Records excerpted from a collection

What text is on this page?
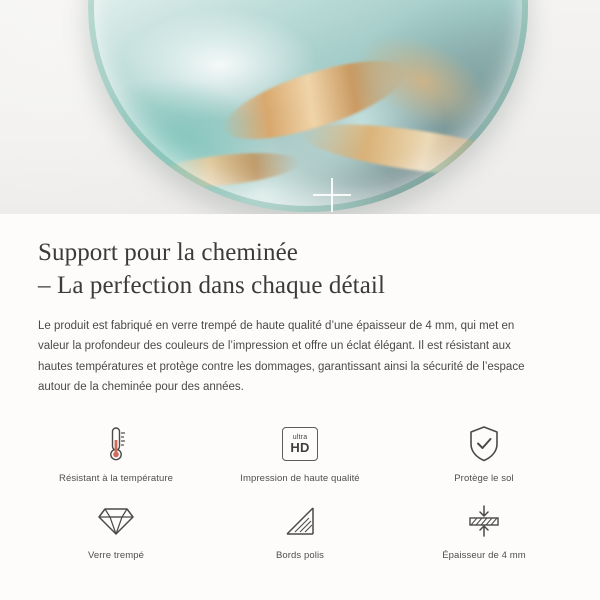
Support pour la cheminée
– La perfection dans chaque détail

Le produit est fabriqué en verre trempé de haute qualité d’une épaisseur de 4 mm, qui met en valeur la profondeur des couleurs de l’impression et offre un éclat élégant. Il est résistant aux hautes températures et protège contre les dommages, garantissant ainsi la sécurité de l’espace autour de la cheminée pour des années.

Résistant à la température
ultra
HD
Impression de haute qualité	Protège le sol
Verre trempé	Bords polis	Épaisseur de 4 mm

What is being asked
Output all of the entries verbatim, leaving out any images.

Task output
What text is on this page?
Support pour la cheminée
– La perfection dans chaque détail

Le produit est fabriqué en verre trempé de haute qualité d’une épaisseur de 4 mm, qui met en valeur la profondeur des couleurs de l’impression et offre un éclat élégant. Il est résistant aux hautes températures et protège contre les dommages, garantissant ainsi la sécurité de l’espace autour de la cheminée pour des années.

Résistant à la température
ultra
HD
Impression de haute qualité	Protège le sol
Verre trempé	Bords polis	Épaisseur de 4 mm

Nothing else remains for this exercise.